■ **DESCRIPTION OF THE TASK**
Restate the records in their entirety, word for word.

Start of DATASET EXCERPTS

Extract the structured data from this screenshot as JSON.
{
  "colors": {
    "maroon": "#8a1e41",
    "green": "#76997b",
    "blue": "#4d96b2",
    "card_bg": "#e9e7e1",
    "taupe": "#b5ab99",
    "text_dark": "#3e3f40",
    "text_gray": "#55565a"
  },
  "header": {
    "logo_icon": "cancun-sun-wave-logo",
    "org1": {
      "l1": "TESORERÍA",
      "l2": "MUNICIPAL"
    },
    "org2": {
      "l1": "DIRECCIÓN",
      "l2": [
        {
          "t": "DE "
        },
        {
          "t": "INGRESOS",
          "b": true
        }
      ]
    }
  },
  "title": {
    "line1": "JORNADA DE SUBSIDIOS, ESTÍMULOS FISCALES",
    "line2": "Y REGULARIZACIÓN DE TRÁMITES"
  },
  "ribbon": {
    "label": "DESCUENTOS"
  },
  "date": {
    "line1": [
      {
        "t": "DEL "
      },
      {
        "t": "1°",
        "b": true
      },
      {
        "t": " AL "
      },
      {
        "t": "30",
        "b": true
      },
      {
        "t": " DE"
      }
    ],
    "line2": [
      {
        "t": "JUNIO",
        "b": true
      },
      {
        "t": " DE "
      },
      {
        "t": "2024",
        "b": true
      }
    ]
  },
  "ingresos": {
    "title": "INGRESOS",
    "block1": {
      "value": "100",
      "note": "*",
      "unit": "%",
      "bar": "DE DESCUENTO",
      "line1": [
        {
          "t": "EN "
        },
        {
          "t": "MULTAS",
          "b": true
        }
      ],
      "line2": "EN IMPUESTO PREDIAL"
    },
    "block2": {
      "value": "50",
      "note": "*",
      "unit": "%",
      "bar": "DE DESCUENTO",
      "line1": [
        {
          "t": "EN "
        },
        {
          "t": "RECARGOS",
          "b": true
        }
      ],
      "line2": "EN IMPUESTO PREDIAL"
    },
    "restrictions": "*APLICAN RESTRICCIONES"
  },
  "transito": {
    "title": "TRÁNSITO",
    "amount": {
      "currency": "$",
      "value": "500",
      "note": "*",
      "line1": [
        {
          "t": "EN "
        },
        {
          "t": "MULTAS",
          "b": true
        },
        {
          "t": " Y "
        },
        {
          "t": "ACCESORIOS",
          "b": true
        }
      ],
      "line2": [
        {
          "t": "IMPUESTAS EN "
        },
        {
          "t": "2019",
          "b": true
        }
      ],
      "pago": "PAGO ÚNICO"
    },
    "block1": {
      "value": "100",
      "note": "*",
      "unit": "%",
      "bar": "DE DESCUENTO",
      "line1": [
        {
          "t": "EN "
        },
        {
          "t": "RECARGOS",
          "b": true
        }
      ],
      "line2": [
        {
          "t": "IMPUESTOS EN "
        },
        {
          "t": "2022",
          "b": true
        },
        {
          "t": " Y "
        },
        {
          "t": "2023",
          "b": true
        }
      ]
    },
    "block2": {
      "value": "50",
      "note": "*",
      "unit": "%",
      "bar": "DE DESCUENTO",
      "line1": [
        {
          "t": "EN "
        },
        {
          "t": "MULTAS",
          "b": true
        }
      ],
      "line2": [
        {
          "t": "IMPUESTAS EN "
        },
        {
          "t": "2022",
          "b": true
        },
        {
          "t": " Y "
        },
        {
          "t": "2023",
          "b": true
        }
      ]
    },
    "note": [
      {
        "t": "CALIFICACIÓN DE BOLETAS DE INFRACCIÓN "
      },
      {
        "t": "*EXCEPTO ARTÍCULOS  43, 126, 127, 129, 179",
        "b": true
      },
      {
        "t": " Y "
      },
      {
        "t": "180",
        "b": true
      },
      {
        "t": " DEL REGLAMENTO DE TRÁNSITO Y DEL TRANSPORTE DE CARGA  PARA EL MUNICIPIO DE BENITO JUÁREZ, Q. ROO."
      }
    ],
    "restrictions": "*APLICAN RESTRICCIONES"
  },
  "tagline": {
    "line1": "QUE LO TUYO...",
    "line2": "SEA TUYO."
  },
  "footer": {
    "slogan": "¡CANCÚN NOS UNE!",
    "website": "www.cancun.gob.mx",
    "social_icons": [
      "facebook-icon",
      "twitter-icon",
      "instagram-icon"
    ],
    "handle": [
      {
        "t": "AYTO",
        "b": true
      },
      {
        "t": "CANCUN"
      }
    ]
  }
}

End of DATASET EXCERPTS

■ **RESPONSE**
Extract the structured data from this screenshot as JSON.
{
  "colors": {
    "maroon": "#8a1e41",
    "green": "#76997b",
    "blue": "#4d96b2",
    "card_bg": "#e9e7e1",
    "taupe": "#b5ab99",
    "text_dark": "#3e3f40",
    "text_gray": "#55565a"
  },
  "header": {
    "logo_icon": "cancun-sun-wave-logo",
    "org1": {
      "l1": "TESORERÍA",
      "l2": "MUNICIPAL"
    },
    "org2": {
      "l1": "DIRECCIÓN",
      "l2": [
        {
          "t": "DE "
        },
        {
          "t": "INGRESOS",
          "b": true
        }
      ]
    }
  },
  "title": {
    "line1": "JORNADA DE SUBSIDIOS, ESTÍMULOS FISCALES",
    "line2": "Y REGULARIZACIÓN DE TRÁMITES"
  },
  "ribbon": {
    "label": "DESCUENTOS"
  },
  "date": {
    "line1": [
      {
        "t": "DEL "
      },
      {
        "t": "1°",
        "b": true
      },
      {
        "t": " AL "
      },
      {
        "t": "30",
        "b": true
      },
      {
        "t": " DE"
      }
    ],
    "line2": [
      {
        "t": "JUNIO",
        "b": true
      },
      {
        "t": " DE "
      },
      {
        "t": "2024",
        "b": true
      }
    ]
  },
  "ingresos": {
    "title": "INGRESOS",
    "block1": {
      "value": "100",
      "note": "*",
      "unit": "%",
      "bar": "DE DESCUENTO",
      "line1": [
        {
          "t": "EN "
        },
        {
          "t": "MULTAS",
          "b": true
        }
      ],
      "line2": "EN IMPUESTO PREDIAL"
    },
    "block2": {
      "value": "50",
      "note": "*",
      "unit": "%",
      "bar": "DE DESCUENTO",
      "line1": [
        {
          "t": "EN "
        },
        {
          "t": "RECARGOS",
          "b": true
        }
      ],
      "line2": "EN IMPUESTO PREDIAL"
    },
    "restrictions": "*APLICAN RESTRICCIONES"
  },
  "transito": {
    "title": "TRÁNSITO",
    "amount": {
      "currency": "$",
      "value": "500",
      "note": "*",
      "line1": [
        {
          "t": "EN "
        },
        {
          "t": "MULTAS",
          "b": true
        },
        {
          "t": " Y "
        },
        {
          "t": "ACCESORIOS",
          "b": true
        }
      ],
      "line2": [
        {
          "t": "IMPUESTAS EN "
        },
        {
          "t": "2019",
          "b": true
        }
      ],
      "pago": "PAGO ÚNICO"
    },
    "block1": {
      "value": "100",
      "note": "*",
      "unit": "%",
      "bar": "DE DESCUENTO",
      "line1": [
        {
          "t": "EN "
        },
        {
          "t": "RECARGOS",
          "b": true
        }
      ],
      "line2": [
        {
          "t": "IMPUESTOS EN "
        },
        {
          "t": "2022",
          "b": true
        },
        {
          "t": " Y "
        },
        {
          "t": "2023",
          "b": true
        }
      ]
    },
    "block2": {
      "value": "50",
      "note": "*",
      "unit": "%",
      "bar": "DE DESCUENTO",
      "line1": [
        {
          "t": "EN "
        },
        {
          "t": "MULTAS",
          "b": true
        }
      ],
      "line2": [
        {
          "t": "IMPUESTAS EN "
        },
        {
          "t": "2022",
          "b": true
        },
        {
          "t": " Y "
        },
        {
          "t": "2023",
          "b": true
        }
      ]
    },
    "note": [
      {
        "t": "CALIFICACIÓN DE BOLETAS DE INFRACCIÓN "
      },
      {
        "t": "*EXCEPTO ARTÍCULOS  43, 126, 127, 129, 179",
        "b": true
      },
      {
        "t": " Y "
      },
      {
        "t": "180",
        "b": true
      },
      {
        "t": " DEL REGLAMENTO DE TRÁNSITO Y DEL TRANSPORTE DE CARGA  PARA EL MUNICIPIO DE BENITO JUÁREZ, Q. ROO."
      }
    ],
    "restrictions": "*APLICAN RESTRICCIONES"
  },
  "tagline": {
    "line1": "QUE LO TUYO...",
    "line2": "SEA TUYO."
  },
  "footer": {
    "slogan": "¡CANCÚN NOS UNE!",
    "website": "www.cancun.gob.mx",
    "social_icons": [
      "facebook-icon",
      "twitter-icon",
      "instagram-icon"
    ],
    "handle": [
      {
        "t": "AYTO",
        "b": true
      },
      {
        "t": "CANCUN"
      }
    ]
  }
}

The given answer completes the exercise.